(Spatial annotation listing)
□ □ □ □ □ □ □

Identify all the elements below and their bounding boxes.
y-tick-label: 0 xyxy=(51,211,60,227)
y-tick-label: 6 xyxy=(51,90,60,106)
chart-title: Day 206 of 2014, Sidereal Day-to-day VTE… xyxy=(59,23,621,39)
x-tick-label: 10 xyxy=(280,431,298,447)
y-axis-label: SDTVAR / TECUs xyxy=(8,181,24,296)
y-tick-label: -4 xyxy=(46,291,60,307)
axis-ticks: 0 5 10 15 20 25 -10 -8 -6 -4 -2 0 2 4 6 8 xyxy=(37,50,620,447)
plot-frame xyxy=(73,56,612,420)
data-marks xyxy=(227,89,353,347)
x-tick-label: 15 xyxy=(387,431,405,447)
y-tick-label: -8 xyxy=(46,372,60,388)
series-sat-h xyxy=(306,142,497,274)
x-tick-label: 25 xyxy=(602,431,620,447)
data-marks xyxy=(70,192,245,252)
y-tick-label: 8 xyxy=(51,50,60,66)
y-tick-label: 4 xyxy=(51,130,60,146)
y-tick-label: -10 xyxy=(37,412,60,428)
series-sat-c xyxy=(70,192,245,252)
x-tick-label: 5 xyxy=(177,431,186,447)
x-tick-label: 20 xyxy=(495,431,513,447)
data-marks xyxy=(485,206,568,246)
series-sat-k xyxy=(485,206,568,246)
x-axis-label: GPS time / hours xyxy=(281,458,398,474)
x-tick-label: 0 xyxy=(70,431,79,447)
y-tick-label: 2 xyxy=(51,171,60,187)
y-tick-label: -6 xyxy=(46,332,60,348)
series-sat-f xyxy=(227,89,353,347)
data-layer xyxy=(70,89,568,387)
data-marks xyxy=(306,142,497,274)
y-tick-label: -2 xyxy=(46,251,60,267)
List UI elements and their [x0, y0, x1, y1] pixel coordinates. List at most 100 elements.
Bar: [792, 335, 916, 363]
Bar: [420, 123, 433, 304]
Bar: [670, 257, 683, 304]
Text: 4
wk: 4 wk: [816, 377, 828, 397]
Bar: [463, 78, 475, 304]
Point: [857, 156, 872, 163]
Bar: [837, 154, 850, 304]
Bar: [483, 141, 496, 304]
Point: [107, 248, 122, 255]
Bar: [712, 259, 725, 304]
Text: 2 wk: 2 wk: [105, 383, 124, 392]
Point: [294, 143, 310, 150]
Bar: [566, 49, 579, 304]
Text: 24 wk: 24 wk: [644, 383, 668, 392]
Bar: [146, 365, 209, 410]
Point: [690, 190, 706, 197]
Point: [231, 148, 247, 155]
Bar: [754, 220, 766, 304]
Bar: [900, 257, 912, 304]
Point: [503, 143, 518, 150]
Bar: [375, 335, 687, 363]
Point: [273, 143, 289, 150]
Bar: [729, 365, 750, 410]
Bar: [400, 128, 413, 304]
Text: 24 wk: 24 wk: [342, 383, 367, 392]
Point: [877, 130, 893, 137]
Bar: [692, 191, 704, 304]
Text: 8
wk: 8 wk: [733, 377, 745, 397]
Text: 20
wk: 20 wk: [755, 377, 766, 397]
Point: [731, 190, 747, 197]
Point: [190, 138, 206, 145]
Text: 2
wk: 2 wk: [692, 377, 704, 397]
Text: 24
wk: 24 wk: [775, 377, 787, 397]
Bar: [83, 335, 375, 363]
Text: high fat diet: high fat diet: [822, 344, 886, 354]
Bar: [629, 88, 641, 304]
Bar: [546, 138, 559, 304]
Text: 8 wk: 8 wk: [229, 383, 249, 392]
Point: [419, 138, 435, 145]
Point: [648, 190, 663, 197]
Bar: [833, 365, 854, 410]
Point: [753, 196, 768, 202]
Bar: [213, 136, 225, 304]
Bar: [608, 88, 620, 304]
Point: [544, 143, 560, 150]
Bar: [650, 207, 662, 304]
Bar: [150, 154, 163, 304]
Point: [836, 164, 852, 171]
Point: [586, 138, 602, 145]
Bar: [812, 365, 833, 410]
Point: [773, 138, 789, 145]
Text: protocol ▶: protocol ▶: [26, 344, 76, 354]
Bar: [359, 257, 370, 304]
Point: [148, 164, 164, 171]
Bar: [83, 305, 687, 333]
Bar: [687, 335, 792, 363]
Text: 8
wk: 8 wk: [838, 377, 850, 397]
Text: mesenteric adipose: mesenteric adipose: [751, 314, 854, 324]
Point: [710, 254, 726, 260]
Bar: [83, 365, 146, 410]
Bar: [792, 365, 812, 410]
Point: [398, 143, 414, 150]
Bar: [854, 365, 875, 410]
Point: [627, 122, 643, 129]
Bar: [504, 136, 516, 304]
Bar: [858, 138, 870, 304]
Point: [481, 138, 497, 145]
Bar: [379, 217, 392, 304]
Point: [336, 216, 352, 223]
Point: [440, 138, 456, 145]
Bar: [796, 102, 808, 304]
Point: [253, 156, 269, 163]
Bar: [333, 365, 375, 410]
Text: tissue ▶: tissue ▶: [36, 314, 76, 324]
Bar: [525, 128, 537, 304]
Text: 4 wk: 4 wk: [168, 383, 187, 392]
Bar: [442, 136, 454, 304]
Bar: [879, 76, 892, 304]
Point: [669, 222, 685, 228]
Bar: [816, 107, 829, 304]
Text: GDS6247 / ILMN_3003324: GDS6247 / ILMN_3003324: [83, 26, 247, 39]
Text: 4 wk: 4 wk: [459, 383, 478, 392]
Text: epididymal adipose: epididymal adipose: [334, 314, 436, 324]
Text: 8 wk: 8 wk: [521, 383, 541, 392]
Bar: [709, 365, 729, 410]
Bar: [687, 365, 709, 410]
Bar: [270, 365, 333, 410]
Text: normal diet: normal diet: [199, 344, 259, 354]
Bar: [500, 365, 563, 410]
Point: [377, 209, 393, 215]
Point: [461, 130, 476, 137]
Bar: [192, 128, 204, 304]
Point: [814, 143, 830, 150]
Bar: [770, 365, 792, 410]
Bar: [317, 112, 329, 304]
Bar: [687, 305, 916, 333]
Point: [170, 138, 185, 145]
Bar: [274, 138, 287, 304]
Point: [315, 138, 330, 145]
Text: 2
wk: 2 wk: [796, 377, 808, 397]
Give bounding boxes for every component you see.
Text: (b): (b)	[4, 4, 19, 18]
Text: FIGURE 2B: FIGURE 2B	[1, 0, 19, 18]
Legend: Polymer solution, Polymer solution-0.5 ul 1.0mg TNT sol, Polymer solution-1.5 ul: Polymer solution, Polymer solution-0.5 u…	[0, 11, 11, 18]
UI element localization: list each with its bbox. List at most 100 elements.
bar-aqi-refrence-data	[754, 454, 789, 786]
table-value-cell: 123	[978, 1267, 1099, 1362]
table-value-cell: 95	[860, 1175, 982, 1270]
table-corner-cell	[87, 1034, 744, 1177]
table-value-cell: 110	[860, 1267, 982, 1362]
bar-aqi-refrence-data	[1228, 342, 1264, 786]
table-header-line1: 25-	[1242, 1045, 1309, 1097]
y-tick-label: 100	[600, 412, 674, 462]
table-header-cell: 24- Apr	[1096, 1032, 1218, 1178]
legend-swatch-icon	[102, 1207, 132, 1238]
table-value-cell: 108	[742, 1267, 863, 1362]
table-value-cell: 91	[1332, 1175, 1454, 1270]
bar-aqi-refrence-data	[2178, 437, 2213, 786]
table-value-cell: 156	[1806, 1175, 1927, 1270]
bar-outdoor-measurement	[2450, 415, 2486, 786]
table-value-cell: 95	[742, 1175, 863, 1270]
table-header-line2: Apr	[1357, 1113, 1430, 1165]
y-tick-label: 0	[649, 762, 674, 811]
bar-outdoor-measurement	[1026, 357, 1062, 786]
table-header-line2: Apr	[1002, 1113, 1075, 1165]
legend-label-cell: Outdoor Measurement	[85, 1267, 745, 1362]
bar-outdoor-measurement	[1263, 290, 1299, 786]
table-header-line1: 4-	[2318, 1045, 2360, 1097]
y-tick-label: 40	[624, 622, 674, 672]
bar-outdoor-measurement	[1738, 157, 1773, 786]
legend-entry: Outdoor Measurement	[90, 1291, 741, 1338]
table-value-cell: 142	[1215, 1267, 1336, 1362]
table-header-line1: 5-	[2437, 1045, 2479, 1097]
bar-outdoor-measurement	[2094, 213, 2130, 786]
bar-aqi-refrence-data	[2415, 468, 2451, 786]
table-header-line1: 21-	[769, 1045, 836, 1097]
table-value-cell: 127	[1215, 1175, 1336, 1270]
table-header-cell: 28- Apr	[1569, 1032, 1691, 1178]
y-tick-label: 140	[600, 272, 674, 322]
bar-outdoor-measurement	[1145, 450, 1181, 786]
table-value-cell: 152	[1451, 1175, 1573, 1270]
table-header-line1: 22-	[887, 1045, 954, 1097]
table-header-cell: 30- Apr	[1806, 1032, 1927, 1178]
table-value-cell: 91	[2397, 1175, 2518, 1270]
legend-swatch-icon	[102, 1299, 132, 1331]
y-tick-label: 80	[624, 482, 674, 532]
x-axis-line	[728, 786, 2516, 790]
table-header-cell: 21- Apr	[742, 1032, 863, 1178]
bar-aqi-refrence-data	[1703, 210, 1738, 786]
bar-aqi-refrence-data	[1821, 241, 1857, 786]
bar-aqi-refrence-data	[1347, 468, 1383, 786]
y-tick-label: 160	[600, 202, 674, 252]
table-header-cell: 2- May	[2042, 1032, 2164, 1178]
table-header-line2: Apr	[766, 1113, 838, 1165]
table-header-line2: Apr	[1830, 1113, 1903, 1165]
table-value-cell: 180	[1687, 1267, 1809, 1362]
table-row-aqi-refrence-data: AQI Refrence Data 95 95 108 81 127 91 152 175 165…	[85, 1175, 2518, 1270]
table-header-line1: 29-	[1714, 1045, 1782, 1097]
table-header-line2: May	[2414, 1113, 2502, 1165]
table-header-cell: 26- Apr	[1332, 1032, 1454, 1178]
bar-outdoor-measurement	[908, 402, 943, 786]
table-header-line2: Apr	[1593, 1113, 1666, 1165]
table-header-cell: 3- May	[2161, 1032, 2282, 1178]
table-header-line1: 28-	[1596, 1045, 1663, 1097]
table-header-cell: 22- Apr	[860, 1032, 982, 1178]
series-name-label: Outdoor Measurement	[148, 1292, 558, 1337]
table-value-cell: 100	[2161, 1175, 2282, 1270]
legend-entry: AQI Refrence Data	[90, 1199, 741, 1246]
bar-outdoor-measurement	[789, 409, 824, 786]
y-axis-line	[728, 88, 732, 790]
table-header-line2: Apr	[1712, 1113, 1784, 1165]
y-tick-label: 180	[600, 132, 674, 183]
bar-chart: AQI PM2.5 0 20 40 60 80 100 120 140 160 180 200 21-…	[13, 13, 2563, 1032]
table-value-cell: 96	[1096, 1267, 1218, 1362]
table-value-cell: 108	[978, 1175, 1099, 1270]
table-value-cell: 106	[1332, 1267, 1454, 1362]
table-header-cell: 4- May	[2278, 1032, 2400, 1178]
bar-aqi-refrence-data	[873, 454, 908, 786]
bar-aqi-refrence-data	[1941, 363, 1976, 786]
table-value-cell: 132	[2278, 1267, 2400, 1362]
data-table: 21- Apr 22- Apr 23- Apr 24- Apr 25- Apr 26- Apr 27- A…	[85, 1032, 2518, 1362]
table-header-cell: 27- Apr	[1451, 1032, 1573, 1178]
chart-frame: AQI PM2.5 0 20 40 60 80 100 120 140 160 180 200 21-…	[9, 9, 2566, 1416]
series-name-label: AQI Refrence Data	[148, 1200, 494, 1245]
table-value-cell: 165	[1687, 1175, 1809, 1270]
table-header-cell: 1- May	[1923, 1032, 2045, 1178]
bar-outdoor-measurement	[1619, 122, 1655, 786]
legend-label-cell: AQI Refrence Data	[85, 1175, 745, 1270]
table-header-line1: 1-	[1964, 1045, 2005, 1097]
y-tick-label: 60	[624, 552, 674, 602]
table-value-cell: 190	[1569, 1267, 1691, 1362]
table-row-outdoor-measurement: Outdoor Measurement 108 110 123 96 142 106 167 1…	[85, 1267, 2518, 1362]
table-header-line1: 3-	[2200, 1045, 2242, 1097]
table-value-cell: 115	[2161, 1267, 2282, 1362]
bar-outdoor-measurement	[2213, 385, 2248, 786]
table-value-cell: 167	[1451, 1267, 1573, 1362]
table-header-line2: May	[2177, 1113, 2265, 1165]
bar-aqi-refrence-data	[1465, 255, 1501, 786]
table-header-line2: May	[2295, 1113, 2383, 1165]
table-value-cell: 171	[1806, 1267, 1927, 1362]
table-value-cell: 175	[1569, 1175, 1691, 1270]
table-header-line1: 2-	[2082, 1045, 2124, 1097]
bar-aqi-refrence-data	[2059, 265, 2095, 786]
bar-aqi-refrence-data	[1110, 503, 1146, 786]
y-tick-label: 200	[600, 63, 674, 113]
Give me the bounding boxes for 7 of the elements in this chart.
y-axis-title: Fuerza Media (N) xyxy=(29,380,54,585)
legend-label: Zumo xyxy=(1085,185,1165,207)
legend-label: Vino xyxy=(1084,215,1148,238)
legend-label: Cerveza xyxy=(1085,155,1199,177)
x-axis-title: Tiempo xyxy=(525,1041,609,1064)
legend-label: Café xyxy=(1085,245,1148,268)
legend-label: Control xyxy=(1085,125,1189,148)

□ □ □ □ □ □ □

* [GIVEN PROBLEM]:
Reproduce the listing from its start through the line containing "y-axis-label: SDTVAR /", substituting "y-axis-tick" for "y-tick-label" and keeping everything else the same.

* [RESPONSE]:
Identify all the elements below and their bounding boxes.
y-axis-tick: 0 xyxy=(51,211,60,227)
y-axis-tick: 6 xyxy=(51,90,60,106)
chart-title: Day 206 of 2014, Sidereal Day-to-day VTE… xyxy=(59,23,621,39)
x-tick-label: 10 xyxy=(280,431,298,447)
y-axis-label: SDTVAR / TECUs xyxy=(8,181,24,296)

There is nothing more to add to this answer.